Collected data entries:
------

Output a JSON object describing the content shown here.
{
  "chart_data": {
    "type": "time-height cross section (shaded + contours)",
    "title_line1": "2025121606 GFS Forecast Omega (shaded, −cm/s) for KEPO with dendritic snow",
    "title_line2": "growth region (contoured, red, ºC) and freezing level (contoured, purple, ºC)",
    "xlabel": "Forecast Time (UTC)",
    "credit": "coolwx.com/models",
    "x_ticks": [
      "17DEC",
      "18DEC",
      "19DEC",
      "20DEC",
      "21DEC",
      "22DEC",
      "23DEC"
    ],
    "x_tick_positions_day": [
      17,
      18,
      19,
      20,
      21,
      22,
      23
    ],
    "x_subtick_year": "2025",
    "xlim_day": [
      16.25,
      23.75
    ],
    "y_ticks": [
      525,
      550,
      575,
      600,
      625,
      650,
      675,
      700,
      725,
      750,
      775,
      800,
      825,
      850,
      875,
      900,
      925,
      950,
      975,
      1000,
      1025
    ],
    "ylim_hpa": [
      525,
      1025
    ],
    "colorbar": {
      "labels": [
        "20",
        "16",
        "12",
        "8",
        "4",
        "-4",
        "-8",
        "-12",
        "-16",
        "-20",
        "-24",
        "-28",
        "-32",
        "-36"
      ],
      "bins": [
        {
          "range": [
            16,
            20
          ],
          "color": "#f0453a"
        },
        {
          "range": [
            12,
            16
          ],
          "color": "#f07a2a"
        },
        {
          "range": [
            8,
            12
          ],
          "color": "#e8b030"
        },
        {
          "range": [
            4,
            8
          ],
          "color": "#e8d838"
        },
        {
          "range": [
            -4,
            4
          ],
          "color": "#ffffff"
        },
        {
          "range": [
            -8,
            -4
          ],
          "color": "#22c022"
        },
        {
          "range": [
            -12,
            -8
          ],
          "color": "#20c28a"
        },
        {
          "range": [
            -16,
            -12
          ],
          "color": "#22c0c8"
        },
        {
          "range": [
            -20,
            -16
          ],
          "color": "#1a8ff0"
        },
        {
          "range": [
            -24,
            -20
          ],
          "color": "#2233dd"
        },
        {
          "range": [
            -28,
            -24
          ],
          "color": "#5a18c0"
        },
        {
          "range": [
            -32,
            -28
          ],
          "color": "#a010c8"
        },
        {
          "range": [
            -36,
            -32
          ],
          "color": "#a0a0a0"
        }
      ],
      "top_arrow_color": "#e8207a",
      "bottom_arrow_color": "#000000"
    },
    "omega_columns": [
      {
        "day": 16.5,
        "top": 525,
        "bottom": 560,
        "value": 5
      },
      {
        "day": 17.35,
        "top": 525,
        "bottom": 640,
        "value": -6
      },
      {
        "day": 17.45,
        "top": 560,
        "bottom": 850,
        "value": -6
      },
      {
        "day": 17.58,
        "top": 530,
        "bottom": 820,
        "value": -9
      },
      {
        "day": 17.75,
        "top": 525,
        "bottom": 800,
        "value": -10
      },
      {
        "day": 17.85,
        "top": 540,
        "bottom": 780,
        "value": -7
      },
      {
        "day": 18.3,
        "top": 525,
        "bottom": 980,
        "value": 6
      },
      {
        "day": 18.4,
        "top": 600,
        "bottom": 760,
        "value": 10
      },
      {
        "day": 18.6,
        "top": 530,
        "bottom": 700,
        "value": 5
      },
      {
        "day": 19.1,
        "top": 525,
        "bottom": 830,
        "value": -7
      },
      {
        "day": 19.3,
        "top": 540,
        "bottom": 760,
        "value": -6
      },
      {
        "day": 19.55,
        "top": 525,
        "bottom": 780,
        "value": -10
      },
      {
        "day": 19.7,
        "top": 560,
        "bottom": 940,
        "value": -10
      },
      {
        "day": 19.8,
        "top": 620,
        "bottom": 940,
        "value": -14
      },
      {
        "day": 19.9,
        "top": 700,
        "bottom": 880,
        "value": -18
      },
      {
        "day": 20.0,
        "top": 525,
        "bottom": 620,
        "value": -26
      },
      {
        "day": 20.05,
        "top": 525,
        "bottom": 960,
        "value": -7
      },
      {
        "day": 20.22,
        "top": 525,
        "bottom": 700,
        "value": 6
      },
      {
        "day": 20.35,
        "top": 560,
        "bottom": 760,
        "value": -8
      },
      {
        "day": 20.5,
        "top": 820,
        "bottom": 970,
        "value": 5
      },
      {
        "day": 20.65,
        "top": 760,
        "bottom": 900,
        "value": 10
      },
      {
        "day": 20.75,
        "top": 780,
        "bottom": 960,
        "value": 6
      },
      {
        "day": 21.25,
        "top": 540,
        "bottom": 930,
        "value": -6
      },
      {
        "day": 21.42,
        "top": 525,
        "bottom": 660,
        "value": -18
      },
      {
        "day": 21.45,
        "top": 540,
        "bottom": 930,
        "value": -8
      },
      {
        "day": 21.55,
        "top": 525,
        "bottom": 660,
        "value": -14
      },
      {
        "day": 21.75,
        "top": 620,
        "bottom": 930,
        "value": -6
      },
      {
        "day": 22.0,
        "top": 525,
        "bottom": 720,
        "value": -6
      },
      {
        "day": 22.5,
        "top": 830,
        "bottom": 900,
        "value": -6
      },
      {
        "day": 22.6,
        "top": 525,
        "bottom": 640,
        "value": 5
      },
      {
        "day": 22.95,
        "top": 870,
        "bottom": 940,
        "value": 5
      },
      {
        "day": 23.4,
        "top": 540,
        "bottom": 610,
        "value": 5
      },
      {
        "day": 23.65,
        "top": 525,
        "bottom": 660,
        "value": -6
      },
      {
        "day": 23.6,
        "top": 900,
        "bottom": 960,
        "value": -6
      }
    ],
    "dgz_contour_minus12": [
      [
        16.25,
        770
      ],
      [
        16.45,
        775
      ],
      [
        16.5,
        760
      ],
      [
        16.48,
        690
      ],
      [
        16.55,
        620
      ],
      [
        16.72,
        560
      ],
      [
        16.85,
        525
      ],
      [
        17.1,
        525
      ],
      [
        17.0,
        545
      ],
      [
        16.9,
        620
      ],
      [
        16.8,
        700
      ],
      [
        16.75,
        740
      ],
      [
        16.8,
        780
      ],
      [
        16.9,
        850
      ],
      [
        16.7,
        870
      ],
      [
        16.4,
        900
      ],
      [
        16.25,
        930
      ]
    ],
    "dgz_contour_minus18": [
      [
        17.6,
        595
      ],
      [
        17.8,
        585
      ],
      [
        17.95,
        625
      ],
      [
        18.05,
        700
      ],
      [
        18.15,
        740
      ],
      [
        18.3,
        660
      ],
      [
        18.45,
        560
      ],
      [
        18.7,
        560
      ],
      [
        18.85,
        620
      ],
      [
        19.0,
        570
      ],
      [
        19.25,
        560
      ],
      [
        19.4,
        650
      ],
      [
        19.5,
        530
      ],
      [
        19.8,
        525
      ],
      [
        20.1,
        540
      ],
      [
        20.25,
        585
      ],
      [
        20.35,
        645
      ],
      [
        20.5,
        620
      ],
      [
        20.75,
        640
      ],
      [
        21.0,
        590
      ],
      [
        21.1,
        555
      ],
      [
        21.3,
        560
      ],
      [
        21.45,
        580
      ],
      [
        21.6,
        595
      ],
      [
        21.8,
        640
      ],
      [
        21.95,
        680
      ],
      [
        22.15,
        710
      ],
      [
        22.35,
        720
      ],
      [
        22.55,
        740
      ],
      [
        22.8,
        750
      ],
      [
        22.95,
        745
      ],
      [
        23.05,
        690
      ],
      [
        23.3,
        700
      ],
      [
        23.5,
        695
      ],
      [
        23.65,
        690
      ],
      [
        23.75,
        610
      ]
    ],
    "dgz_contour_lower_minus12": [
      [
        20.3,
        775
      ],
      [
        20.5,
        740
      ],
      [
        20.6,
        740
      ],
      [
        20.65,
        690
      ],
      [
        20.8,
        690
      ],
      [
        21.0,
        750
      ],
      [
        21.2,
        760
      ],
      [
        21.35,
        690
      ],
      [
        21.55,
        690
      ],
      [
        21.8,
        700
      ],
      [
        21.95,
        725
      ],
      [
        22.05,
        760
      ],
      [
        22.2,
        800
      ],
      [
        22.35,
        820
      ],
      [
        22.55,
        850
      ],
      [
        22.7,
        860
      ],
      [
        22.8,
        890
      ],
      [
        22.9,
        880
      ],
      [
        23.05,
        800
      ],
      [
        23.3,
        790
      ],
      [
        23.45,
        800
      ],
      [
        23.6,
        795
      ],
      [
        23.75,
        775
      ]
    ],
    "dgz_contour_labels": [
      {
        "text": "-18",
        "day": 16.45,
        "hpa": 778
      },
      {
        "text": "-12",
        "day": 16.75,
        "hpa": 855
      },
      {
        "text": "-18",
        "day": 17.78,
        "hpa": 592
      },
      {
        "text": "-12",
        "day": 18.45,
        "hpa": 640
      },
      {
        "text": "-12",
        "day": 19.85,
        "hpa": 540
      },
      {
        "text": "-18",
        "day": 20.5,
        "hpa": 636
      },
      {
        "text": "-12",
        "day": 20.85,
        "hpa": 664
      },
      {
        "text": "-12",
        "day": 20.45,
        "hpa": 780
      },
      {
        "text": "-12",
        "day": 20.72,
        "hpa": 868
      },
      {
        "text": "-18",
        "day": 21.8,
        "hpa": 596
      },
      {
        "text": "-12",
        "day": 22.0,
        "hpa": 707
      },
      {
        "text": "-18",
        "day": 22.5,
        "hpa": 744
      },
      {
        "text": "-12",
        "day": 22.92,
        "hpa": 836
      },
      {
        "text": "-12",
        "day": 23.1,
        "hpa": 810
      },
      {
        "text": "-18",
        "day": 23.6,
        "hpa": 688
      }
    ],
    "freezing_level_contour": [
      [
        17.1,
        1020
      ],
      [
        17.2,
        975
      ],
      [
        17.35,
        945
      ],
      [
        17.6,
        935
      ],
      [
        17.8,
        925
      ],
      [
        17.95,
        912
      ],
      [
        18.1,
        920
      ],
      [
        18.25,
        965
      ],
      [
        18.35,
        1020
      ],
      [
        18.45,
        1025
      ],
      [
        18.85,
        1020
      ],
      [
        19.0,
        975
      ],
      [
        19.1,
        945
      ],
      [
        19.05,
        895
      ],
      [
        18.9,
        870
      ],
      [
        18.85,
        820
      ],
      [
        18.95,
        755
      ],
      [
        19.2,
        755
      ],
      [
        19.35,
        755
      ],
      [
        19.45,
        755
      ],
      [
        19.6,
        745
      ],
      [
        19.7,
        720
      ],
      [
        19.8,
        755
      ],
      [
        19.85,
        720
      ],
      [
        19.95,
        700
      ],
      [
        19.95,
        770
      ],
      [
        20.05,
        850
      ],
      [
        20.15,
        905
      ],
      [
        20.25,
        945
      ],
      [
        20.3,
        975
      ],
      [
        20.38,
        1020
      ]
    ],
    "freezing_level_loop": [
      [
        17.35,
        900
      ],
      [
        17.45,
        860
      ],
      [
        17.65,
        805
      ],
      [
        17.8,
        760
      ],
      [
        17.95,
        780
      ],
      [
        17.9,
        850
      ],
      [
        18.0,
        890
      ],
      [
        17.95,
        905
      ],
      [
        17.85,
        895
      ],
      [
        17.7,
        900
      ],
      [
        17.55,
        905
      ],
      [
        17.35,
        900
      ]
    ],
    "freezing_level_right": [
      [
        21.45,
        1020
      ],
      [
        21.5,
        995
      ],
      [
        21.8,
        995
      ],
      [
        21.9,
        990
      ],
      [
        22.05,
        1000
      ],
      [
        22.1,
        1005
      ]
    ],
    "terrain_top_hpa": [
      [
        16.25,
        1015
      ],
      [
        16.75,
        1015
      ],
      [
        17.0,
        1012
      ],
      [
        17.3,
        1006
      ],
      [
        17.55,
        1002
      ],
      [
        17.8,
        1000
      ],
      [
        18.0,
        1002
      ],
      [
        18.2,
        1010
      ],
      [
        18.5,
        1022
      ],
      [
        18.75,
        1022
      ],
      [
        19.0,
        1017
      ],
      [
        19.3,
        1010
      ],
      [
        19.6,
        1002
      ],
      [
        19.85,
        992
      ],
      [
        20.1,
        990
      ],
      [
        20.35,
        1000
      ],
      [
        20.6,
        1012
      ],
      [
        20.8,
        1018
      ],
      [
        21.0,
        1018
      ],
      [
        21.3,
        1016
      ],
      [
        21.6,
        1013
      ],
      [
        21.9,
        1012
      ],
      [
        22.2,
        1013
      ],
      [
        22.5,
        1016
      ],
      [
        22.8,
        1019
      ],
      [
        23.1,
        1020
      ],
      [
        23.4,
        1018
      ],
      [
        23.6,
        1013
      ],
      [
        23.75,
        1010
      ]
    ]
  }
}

------

> AIM OF THE TASK: Identify each line in the entries with the word "Forecast" and copy it.

> WRITTEN ANSWER:
    "title_line1": "2025121606 GFS Forecast Omega (shaded, −cm/s) for KEPO with dendritic snow",
    "xlabel": "Forecast Time (UTC)",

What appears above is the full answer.